Reproduce every line of each entry below verbatim, with no alterations.
# # # #
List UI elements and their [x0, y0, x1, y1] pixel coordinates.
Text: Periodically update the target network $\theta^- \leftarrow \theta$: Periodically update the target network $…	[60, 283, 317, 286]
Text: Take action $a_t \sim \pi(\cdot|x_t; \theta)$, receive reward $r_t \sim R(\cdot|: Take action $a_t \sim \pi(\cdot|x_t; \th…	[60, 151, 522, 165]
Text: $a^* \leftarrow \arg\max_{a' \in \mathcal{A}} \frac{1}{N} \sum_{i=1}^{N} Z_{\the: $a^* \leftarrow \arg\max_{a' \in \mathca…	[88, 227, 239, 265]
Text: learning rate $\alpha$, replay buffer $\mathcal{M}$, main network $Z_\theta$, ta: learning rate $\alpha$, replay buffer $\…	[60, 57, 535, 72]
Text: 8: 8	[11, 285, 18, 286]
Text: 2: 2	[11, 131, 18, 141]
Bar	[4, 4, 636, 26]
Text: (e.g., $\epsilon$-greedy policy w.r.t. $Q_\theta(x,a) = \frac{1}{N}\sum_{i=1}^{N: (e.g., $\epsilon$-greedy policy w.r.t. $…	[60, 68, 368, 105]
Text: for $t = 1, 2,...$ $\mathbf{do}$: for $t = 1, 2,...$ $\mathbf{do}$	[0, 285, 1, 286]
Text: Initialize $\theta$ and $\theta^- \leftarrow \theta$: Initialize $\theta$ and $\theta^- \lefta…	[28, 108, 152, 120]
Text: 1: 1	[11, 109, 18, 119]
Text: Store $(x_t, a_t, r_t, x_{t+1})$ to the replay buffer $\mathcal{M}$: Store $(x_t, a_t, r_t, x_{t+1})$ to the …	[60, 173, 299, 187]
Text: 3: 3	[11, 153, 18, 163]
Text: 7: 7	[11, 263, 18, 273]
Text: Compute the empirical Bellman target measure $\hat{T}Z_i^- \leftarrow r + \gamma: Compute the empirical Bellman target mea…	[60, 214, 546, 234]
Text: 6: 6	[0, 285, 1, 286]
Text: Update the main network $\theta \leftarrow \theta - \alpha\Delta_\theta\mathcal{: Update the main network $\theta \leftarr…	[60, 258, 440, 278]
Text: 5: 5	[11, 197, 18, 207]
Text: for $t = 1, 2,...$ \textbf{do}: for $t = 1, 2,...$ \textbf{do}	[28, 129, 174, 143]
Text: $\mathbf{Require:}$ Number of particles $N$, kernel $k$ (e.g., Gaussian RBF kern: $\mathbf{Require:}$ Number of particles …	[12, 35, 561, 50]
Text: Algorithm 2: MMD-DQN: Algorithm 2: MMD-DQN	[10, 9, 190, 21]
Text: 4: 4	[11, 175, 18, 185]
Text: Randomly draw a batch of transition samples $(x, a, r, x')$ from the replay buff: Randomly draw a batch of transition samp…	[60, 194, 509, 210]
# # # #
→ Full response:
List UI elements and their [x0, y0, x1, y1] pixel coordinates.
Text: Periodically update the target network $\theta^- \leftarrow \theta$: Periodically update the target network $…	[60, 283, 317, 286]
Text: Take action $a_t \sim \pi(\cdot|x_t; \theta)$, receive reward $r_t \sim R(\cdot|: Take action $a_t \sim \pi(\cdot|x_t; \th…	[60, 151, 522, 165]
Text: $a^* \leftarrow \arg\max_{a' \in \mathcal{A}} \frac{1}{N} \sum_{i=1}^{N} Z_{\the: $a^* \leftarrow \arg\max_{a' \in \mathca…	[88, 227, 239, 265]
Text: learning rate $\alpha$, replay buffer $\mathcal{M}$, main network $Z_\theta$, ta: learning rate $\alpha$, replay buffer $\…	[60, 57, 535, 72]
Text: 8: 8	[11, 285, 18, 286]
Text: 2: 2	[11, 131, 18, 141]
Bar	[4, 4, 636, 26]
Text: (e.g., $\epsilon$-greedy policy w.r.t. $Q_\theta(x,a) = \frac{1}{N}\sum_{i=1}^{N: (e.g., $\epsilon$-greedy policy w.r.t. $…	[60, 68, 368, 105]
Text: for $t = 1, 2,...$ $\mathbf{do}$: for $t = 1, 2,...$ $\mathbf{do}$	[0, 285, 1, 286]
Text: Initialize $\theta$ and $\theta^- \leftarrow \theta$: Initialize $\theta$ and $\theta^- \lefta…	[28, 108, 152, 120]
Text: 1: 1	[11, 109, 18, 119]
Text: Store $(x_t, a_t, r_t, x_{t+1})$ to the replay buffer $\mathcal{M}$: Store $(x_t, a_t, r_t, x_{t+1})$ to the …	[60, 173, 299, 187]
Text: 3: 3	[11, 153, 18, 163]
Text: 7: 7	[11, 263, 18, 273]
Text: Compute the empirical Bellman target measure $\hat{T}Z_i^- \leftarrow r + \gamma: Compute the empirical Bellman target mea…	[60, 214, 546, 234]
Text: 6: 6	[0, 285, 1, 286]
Text: Update the main network $\theta \leftarrow \theta - \alpha\Delta_\theta\mathcal{: Update the main network $\theta \leftarr…	[60, 258, 440, 278]
Text: 5: 5	[11, 197, 18, 207]
Text: for $t = 1, 2,...$ \textbf{do}: for $t = 1, 2,...$ \textbf{do}	[28, 129, 174, 143]
Text: $\mathbf{Require:}$ Number of particles $N$, kernel $k$ (e.g., Gaussian RBF kern: $\mathbf{Require:}$ Number of particles …	[12, 35, 561, 50]
Text: Algorithm 2: MMD-DQN: Algorithm 2: MMD-DQN	[10, 9, 190, 21]
Text: 4: 4	[11, 175, 18, 185]
Text: Randomly draw a batch of transition samples $(x, a, r, x')$ from the replay buff: Randomly draw a batch of transition samp…	[60, 194, 509, 210]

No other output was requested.